▶ [Problem requirements] Extract the full set of records, then give each one again exactly.

▶ [Given data]
#####
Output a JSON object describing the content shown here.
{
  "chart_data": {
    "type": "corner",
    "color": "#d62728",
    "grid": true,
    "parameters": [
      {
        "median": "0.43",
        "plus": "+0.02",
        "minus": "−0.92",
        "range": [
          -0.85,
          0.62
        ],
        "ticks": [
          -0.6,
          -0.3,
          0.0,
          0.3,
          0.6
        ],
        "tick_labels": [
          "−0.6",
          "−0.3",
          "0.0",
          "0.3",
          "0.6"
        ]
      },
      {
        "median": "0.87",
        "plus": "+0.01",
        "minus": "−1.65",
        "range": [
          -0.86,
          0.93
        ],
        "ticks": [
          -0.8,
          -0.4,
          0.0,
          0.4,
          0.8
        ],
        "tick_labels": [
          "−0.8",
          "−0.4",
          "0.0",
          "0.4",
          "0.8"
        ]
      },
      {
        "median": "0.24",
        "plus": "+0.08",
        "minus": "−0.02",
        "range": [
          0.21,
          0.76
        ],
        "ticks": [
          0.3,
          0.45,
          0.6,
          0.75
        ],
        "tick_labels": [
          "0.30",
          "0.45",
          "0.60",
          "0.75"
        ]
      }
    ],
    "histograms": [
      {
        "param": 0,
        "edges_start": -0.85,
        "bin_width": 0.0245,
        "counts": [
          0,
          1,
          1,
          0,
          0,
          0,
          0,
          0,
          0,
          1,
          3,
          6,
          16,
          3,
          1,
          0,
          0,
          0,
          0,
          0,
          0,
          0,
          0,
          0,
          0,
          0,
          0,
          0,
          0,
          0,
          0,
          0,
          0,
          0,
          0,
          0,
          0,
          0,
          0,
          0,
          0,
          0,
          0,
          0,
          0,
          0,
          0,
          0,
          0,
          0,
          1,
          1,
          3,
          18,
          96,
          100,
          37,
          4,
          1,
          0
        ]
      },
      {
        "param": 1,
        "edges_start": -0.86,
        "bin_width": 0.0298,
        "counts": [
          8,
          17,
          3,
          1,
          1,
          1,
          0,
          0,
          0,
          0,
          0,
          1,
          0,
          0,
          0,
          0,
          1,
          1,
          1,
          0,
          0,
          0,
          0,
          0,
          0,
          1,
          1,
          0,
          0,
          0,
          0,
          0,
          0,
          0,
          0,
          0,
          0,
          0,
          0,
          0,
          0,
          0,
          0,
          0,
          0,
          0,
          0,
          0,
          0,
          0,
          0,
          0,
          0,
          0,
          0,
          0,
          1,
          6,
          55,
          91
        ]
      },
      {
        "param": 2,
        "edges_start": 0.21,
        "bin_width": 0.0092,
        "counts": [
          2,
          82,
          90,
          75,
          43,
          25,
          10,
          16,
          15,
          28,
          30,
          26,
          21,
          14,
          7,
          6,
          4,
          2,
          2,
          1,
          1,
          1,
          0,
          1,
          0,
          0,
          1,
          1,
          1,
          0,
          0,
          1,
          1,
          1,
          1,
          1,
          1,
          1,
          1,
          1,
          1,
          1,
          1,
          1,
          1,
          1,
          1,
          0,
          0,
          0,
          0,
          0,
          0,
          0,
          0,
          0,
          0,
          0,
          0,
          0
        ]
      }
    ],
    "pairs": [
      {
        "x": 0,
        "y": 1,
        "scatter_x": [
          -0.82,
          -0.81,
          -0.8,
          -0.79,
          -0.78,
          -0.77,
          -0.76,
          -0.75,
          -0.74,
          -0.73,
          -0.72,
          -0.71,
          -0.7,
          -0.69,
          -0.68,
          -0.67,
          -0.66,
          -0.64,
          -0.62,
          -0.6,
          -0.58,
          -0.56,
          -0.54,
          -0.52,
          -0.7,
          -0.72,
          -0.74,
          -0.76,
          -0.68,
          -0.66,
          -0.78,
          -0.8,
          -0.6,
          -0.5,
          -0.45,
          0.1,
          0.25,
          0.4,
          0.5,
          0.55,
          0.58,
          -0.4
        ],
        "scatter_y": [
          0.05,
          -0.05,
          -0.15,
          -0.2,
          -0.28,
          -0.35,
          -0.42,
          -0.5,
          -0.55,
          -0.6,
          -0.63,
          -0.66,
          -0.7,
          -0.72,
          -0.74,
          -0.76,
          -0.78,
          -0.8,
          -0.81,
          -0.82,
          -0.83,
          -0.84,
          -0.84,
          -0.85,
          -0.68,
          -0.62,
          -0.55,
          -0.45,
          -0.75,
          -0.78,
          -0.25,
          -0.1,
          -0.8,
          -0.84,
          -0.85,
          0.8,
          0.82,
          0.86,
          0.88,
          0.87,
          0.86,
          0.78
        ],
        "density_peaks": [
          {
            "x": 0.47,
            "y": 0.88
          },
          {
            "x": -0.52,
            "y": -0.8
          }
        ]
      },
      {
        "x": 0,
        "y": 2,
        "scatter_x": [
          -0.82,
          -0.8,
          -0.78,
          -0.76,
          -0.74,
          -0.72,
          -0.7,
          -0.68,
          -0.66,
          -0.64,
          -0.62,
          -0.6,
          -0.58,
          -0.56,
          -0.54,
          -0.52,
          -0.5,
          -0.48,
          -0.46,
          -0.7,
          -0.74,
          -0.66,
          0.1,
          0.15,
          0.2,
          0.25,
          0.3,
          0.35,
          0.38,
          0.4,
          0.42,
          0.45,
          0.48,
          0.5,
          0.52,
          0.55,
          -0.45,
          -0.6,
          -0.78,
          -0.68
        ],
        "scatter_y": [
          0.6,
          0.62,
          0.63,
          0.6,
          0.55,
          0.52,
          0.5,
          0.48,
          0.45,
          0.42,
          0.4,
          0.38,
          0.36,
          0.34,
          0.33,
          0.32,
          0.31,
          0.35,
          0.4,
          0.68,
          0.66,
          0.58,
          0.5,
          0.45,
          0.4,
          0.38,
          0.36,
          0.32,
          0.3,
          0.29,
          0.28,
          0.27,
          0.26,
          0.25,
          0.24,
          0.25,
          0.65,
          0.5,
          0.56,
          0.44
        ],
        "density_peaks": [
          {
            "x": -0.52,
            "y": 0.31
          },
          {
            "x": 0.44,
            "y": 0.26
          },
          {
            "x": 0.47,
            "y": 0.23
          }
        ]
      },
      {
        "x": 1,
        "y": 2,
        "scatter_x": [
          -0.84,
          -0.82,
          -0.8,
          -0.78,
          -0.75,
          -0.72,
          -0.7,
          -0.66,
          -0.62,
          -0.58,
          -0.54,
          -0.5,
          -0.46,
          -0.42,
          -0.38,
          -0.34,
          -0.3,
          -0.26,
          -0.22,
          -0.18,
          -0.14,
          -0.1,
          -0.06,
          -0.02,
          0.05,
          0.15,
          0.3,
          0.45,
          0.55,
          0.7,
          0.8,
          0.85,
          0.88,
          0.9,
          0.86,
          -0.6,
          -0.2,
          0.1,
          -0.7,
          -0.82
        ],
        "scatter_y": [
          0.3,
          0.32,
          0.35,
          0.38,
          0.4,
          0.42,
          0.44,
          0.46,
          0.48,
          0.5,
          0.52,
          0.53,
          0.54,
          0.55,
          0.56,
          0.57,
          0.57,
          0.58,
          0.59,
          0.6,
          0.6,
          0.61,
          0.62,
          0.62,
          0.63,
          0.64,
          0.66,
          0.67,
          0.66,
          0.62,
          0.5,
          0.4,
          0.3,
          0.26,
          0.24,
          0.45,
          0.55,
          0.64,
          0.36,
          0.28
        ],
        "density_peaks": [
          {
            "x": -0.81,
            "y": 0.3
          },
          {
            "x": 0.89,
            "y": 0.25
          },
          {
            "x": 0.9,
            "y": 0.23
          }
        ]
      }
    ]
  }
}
#####
▶ [Expected answer]
Output a JSON object describing the content shown here.
{
  "chart_data": {
    "type": "corner",
    "color": "#d62728",
    "grid": true,
    "parameters": [
      {
        "median": "0.43",
        "plus": "+0.02",
        "minus": "−0.92",
        "range": [
          -0.85,
          0.62
        ],
        "ticks": [
          -0.6,
          -0.3,
          0.0,
          0.3,
          0.6
        ],
        "tick_labels": [
          "−0.6",
          "−0.3",
          "0.0",
          "0.3",
          "0.6"
        ]
      },
      {
        "median": "0.87",
        "plus": "+0.01",
        "minus": "−1.65",
        "range": [
          -0.86,
          0.93
        ],
        "ticks": [
          -0.8,
          -0.4,
          0.0,
          0.4,
          0.8
        ],
        "tick_labels": [
          "−0.8",
          "−0.4",
          "0.0",
          "0.4",
          "0.8"
        ]
      },
      {
        "median": "0.24",
        "plus": "+0.08",
        "minus": "−0.02",
        "range": [
          0.21,
          0.76
        ],
        "ticks": [
          0.3,
          0.45,
          0.6,
          0.75
        ],
        "tick_labels": [
          "0.30",
          "0.45",
          "0.60",
          "0.75"
        ]
      }
    ],
    "histograms": [
      {
        "param": 0,
        "edges_start": -0.85,
        "bin_width": 0.0245,
        "counts": [
          0,
          1,
          1,
          0,
          0,
          0,
          0,
          0,
          0,
          1,
          3,
          6,
          16,
          3,
          1,
          0,
          0,
          0,
          0,
          0,
          0,
          0,
          0,
          0,
          0,
          0,
          0,
          0,
          0,
          0,
          0,
          0,
          0,
          0,
          0,
          0,
          0,
          0,
          0,
          0,
          0,
          0,
          0,
          0,
          0,
          0,
          0,
          0,
          0,
          0,
          1,
          1,
          3,
          18,
          96,
          100,
          37,
          4,
          1,
          0
        ]
      },
      {
        "param": 1,
        "edges_start": -0.86,
        "bin_width": 0.0298,
        "counts": [
          8,
          17,
          3,
          1,
          1,
          1,
          0,
          0,
          0,
          0,
          0,
          1,
          0,
          0,
          0,
          0,
          1,
          1,
          1,
          0,
          0,
          0,
          0,
          0,
          0,
          1,
          1,
          0,
          0,
          0,
          0,
          0,
          0,
          0,
          0,
          0,
          0,
          0,
          0,
          0,
          0,
          0,
          0,
          0,
          0,
          0,
          0,
          0,
          0,
          0,
          0,
          0,
          0,
          0,
          0,
          0,
          1,
          6,
          55,
          91
        ]
      },
      {
        "param": 2,
        "edges_start": 0.21,
        "bin_width": 0.0092,
        "counts": [
          2,
          82,
          90,
          75,
          43,
          25,
          10,
          16,
          15,
          28,
          30,
          26,
          21,
          14,
          7,
          6,
          4,
          2,
          2,
          1,
          1,
          1,
          0,
          1,
          0,
          0,
          1,
          1,
          1,
          0,
          0,
          1,
          1,
          1,
          1,
          1,
          1,
          1,
          1,
          1,
          1,
          1,
          1,
          1,
          1,
          1,
          1,
          0,
          0,
          0,
          0,
          0,
          0,
          0,
          0,
          0,
          0,
          0,
          0,
          0
        ]
      }
    ],
    "pairs": [
      {
        "x": 0,
        "y": 1,
        "scatter_x": [
          -0.82,
          -0.81,
          -0.8,
          -0.79,
          -0.78,
          -0.77,
          -0.76,
          -0.75,
          -0.74,
          -0.73,
          -0.72,
          -0.71,
          -0.7,
          -0.69,
          -0.68,
          -0.67,
          -0.66,
          -0.64,
          -0.62,
          -0.6,
          -0.58,
          -0.56,
          -0.54,
          -0.52,
          -0.7,
          -0.72,
          -0.74,
          -0.76,
          -0.68,
          -0.66,
          -0.78,
          -0.8,
          -0.6,
          -0.5,
          -0.45,
          0.1,
          0.25,
          0.4,
          0.5,
          0.55,
          0.58,
          -0.4
        ],
        "scatter_y": [
          0.05,
          -0.05,
          -0.15,
          -0.2,
          -0.28,
          -0.35,
          -0.42,
          -0.5,
          -0.55,
          -0.6,
          -0.63,
          -0.66,
          -0.7,
          -0.72,
          -0.74,
          -0.76,
          -0.78,
          -0.8,
          -0.81,
          -0.82,
          -0.83,
          -0.84,
          -0.84,
          -0.85,
          -0.68,
          -0.62,
          -0.55,
          -0.45,
          -0.75,
          -0.78,
          -0.25,
          -0.1,
          -0.8,
          -0.84,
          -0.85,
          0.8,
          0.82,
          0.86,
          0.88,
          0.87,
          0.86,
          0.78
        ],
        "density_peaks": [
          {
            "x": 0.47,
            "y": 0.88
          },
          {
            "x": -0.52,
            "y": -0.8
          }
        ]
      },
      {
        "x": 0,
        "y": 2,
        "scatter_x": [
          -0.82,
          -0.8,
          -0.78,
          -0.76,
          -0.74,
          -0.72,
          -0.7,
          -0.68,
          -0.66,
          -0.64,
          -0.62,
          -0.6,
          -0.58,
          -0.56,
          -0.54,
          -0.52,
          -0.5,
          -0.48,
          -0.46,
          -0.7,
          -0.74,
          -0.66,
          0.1,
          0.15,
          0.2,
          0.25,
          0.3,
          0.35,
          0.38,
          0.4,
          0.42,
          0.45,
          0.48,
          0.5,
          0.52,
          0.55,
          -0.45,
          -0.6,
          -0.78,
          -0.68
        ],
        "scatter_y": [
          0.6,
          0.62,
          0.63,
          0.6,
          0.55,
          0.52,
          0.5,
          0.48,
          0.45,
          0.42,
          0.4,
          0.38,
          0.36,
          0.34,
          0.33,
          0.32,
          0.31,
          0.35,
          0.4,
          0.68,
          0.66,
          0.58,
          0.5,
          0.45,
          0.4,
          0.38,
          0.36,
          0.32,
          0.3,
          0.29,
          0.28,
          0.27,
          0.26,
          0.25,
          0.24,
          0.25,
          0.65,
          0.5,
          0.56,
          0.44
        ],
        "density_peaks": [
          {
            "x": -0.52,
            "y": 0.31
          },
          {
            "x": 0.44,
            "y": 0.26
          },
          {
            "x": 0.47,
            "y": 0.23
          }
        ]
      },
      {
        "x": 1,
        "y": 2,
        "scatter_x": [
          -0.84,
          -0.82,
          -0.8,
          -0.78,
          -0.75,
          -0.72,
          -0.7,
          -0.66,
          -0.62,
          -0.58,
          -0.54,
          -0.5,
          -0.46,
          -0.42,
          -0.38,
          -0.34,
          -0.3,
          -0.26,
          -0.22,
          -0.18,
          -0.14,
          -0.1,
          -0.06,
          -0.02,
          0.05,
          0.15,
          0.3,
          0.45,
          0.55,
          0.7,
          0.8,
          0.85,
          0.88,
          0.9,
          0.86,
          -0.6,
          -0.2,
          0.1,
          -0.7,
          -0.82
        ],
        "scatter_y": [
          0.3,
          0.32,
          0.35,
          0.38,
          0.4,
          0.42,
          0.44,
          0.46,
          0.48,
          0.5,
          0.52,
          0.53,
          0.54,
          0.55,
          0.56,
          0.57,
          0.57,
          0.58,
          0.59,
          0.6,
          0.6,
          0.61,
          0.62,
          0.62,
          0.63,
          0.64,
          0.66,
          0.67,
          0.66,
          0.62,
          0.5,
          0.4,
          0.3,
          0.26,
          0.24,
          0.45,
          0.55,
          0.64,
          0.36,
          0.28
        ],
        "density_peaks": [
          {
            "x": -0.81,
            "y": 0.3
          },
          {
            "x": 0.89,
            "y": 0.25
          },
          {
            "x": 0.9,
            "y": 0.23
          }
        ]
      }
    ]
  }
}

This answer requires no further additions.